Tujuan A:
Dalam teks tentang sekularisme di Turki, apa alasan kemenangan AKP disebut sebagai simbol kompromi yang menjanjikan?
Tujuan B:
Ekstrak dengan tepat bagian teks tentang sekularisme di Turki, mulai dari "Ini merupakan perkembangan" hingga "motif yang sebenarnya.".
Tujuan C:
Rangkumlah teks tentang sekularisme di Turki dalam dua kalimat.

##### Teks hasil ekstraksi #####

Menurut saya perkembangan terbaru ini memang mendukung
prospek pengintegrasian pandangan yang lebih positif terhadap politik Islam ke
dalam pemahaman dan praktik Sekularisme orang Turki. Saya, tentu saja, tidak
mengatakan bahwa ini sesuatu yang mudah atau bisa menyelesaikan semua masalah.
Malah, saya melihat bahwa trend baru ini bisa memulihkan kekeliruan proses
negosiasi kebijakan publik dan undang-undang yang terjadi di antara berbagai
kelompok di Turki selama ini. kemungkinan bagi Islam politik menjadi penting
bagi Turki agar beberapa warga Turki, baik secara kolektif ataupun individual,
bisa memiliki akses dan kesempatan terhadap proses penalaran publik seperti yang
sudah kita diskusikan di bagian lalu. Saya akan menyimpulan dengan memberikan
ulasan singkat terhadap perkembangan positif ini dan bagaimana perkembangan ini
bisa meningkatkan, dan bukannya menghilangkan atau mengancam sekularisme di
Turki.
Peristiwa-peristiwa politik akhir-akhir ini
merupakan indikasi yang positif bagi tumbuhnya toleransi— even if this amounts only to a grudging respect— dari negara
sekuler kepada Islam dan sebaliknya. Kemenangan AKP merupakan simbol bagi
kompromi yang menjanjikan di Turki karena AKP secara resmi adalah partai
sekuler yang bekerja dalam negara dan sistem yang sekuler dan memperlihatkan
komitmen yang geuine terhadap konstitusionalisme dan hak asasi manusia.
Meskipun sikap partai yang memihak Islam juga terlihat jelas dan
memungkinkannya untuk menggunakan kepercayaan agama pendukungnya dalam
masalah-masalah kebijakan publik sebagai pedoman untuk tindakan politiknya.
Ini merupakan perkembangan baru di Turki
dan jelas menimbulkan ketakutan dan ketidakpastian bagi kalangan sekuler dan
pro Islam. kalangan pertama mungkin melihat sekularism AKP dan juga muslim
lainnya, baik dalam politik pemilihan atau bukan, sebagai bentuk taqiyyah
–pilihan taktis untuk menyembunyikan kepercayaan dan motif yang sebenarnya.

##### Daftar baris #####

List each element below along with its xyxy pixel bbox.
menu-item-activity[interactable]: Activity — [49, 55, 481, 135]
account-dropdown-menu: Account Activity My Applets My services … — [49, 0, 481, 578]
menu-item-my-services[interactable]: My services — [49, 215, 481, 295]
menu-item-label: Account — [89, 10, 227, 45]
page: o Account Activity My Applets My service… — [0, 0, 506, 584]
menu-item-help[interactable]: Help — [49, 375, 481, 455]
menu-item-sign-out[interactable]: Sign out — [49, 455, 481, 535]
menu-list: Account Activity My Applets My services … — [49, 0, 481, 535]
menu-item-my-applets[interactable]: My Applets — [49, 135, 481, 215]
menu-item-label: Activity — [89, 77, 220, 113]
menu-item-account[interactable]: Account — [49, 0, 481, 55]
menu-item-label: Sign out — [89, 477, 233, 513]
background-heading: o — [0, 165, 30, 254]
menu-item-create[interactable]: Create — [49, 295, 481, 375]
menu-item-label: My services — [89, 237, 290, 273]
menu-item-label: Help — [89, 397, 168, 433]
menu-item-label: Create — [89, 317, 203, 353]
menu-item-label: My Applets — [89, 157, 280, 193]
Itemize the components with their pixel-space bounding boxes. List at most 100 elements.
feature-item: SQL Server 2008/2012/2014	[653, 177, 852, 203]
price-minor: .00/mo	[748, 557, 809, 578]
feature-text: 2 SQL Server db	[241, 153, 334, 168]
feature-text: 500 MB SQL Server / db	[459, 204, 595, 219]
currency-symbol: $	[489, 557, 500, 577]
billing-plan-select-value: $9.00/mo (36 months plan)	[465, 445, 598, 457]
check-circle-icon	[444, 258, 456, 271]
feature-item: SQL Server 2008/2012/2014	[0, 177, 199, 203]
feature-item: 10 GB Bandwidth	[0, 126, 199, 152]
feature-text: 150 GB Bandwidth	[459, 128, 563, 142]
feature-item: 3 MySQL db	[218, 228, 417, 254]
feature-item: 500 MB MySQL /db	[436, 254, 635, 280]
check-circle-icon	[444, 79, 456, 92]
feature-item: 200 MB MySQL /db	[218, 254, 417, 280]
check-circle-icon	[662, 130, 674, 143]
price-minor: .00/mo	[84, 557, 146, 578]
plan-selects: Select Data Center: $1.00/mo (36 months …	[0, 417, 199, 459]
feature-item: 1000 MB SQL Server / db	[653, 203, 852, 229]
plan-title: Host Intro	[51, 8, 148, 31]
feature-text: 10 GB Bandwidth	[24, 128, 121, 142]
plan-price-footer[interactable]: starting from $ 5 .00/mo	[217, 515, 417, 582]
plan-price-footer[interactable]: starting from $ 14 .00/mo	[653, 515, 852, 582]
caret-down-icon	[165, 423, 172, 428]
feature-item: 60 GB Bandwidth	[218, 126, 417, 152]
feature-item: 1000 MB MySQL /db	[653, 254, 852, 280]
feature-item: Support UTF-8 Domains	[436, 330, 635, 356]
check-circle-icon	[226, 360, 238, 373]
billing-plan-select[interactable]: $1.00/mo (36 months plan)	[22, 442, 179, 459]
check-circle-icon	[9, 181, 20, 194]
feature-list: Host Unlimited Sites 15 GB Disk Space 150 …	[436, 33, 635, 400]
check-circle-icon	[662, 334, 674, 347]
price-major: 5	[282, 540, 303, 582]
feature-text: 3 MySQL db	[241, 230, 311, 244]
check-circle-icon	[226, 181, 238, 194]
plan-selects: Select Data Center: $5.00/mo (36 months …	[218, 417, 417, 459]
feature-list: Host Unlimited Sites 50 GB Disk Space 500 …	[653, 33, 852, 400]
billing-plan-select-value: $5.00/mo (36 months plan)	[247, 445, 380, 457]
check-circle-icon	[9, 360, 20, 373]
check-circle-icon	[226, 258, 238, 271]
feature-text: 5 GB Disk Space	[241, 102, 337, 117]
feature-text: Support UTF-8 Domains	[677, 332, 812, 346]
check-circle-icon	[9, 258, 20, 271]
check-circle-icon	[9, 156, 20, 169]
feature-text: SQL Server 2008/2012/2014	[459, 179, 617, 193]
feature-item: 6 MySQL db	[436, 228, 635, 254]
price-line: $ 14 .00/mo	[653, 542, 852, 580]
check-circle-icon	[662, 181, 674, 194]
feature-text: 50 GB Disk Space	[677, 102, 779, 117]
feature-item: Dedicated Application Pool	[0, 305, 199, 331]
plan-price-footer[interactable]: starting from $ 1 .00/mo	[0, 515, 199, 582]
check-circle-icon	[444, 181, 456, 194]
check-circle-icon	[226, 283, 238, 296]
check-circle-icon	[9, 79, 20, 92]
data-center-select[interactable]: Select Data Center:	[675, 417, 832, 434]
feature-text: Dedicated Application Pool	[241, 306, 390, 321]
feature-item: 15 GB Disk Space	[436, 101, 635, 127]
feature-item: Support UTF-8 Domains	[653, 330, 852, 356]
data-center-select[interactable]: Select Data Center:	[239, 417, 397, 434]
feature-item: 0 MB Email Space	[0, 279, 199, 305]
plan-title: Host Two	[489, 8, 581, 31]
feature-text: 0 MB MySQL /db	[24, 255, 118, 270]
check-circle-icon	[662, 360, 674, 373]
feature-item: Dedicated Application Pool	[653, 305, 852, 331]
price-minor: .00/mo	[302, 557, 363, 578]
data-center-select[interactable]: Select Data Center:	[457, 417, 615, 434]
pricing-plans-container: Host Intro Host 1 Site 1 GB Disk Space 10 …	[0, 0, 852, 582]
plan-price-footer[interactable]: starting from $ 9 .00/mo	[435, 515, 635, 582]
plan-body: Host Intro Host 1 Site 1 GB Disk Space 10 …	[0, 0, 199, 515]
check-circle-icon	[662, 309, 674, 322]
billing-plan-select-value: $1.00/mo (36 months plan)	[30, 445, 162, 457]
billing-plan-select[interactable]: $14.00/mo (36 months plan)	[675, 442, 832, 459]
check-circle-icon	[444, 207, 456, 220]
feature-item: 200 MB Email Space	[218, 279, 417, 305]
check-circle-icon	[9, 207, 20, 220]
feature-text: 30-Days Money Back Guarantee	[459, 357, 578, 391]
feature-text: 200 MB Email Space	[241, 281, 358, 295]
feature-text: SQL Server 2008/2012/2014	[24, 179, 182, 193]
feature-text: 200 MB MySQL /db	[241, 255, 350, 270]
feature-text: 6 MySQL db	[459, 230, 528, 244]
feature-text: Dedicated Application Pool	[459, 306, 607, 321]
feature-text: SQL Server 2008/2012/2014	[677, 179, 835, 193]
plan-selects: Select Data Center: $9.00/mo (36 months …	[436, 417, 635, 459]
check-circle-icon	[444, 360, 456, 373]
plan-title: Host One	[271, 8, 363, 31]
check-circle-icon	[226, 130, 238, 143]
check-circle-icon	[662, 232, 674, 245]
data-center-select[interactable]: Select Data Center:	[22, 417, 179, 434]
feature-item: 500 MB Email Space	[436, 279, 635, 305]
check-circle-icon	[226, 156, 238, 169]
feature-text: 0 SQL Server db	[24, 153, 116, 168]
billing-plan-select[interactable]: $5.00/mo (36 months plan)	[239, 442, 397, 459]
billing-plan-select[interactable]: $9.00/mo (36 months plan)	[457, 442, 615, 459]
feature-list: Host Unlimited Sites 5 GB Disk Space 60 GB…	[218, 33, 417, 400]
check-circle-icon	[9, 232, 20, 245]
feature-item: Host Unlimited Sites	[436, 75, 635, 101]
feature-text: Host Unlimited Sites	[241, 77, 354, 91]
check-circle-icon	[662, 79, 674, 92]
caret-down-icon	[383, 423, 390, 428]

#####

Jawaban lengkap A:
AKP secara resmi adalah partai sekuler yang bekerja dalam negara dan sistem yang sekuler serta memperlihatkan komitmen yang sungguh-sungguh terhadap konstitusionalisme dan hak asasi manusia.

Jawaban lengkap B:
Ini merupakan perkembangan baru di Turki
dan jelas menimbulkan ketakutan dan ketidakpastian bagi kalangan sekuler dan
pro Islam. kalangan pertama mungkin melihat sekularism AKP dan juga muslim
lainnya, baik dalam politik pemilihan atau bukan, sebagai bentuk taqiyyah
–pilihan taktis untuk menyembunyikan kepercayaan dan motif yang sebenarnya.

Jawaban lengkap C:
Penulis berpendapat bahwa perkembangan terbaru di Turki mendukung masuknya pandangan yang lebih positif terhadap politik Islam ke dalam pemahaman dan praktik sekularisme Turki, sehingga dapat meningkatkan sekularisme tersebut dan bukan mengancamnya. Kemenangan AKP, partai yang secara resmi sekuler tetapi jelas memihak Islam, dipandang sebagai simbol kompromi, walaupun perkembangan ini menimbulkan ketakutan dan ketidakpastian bagi kalangan sekuler maupun pro-Islam.